**GIVEN TASK**
Across the material below, how many lines contain the word "icon"? Give only the number.

**DATA ENTRIES**
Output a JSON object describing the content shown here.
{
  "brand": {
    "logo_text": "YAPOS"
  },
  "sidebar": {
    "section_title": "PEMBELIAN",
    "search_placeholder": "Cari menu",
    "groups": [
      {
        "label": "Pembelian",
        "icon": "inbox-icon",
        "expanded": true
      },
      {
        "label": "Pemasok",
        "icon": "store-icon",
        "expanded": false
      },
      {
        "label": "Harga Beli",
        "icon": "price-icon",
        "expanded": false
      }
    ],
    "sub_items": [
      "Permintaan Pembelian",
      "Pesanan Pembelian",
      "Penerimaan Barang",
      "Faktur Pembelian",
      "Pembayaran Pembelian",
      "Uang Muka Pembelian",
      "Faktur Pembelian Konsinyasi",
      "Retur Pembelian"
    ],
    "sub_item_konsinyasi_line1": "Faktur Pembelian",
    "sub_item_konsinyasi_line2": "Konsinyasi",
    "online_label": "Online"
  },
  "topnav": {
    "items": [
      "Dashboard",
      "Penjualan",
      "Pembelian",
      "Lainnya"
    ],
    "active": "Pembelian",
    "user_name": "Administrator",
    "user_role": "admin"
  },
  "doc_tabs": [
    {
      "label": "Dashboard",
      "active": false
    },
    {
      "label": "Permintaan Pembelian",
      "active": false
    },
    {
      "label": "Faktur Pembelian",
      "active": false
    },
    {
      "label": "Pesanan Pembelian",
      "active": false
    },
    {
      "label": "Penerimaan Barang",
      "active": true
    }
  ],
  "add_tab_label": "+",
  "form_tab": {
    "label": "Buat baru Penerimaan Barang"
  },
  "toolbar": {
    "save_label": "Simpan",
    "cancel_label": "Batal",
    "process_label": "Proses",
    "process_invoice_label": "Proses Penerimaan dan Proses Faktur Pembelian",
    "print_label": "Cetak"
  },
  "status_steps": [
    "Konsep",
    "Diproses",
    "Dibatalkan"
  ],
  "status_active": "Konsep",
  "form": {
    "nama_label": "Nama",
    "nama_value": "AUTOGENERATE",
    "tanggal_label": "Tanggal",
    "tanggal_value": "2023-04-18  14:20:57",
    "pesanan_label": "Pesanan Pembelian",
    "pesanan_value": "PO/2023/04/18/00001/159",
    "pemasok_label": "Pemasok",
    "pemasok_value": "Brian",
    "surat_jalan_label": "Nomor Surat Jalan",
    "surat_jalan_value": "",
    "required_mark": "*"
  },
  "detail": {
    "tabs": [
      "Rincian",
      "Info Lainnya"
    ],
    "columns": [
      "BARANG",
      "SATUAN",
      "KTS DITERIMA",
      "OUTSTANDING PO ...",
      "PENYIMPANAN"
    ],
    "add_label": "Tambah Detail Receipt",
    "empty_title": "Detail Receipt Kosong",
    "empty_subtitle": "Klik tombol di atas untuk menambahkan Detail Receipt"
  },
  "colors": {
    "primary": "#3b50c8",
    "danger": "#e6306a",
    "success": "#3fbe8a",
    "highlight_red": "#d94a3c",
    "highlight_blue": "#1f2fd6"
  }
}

**WRITTEN ANSWER**
3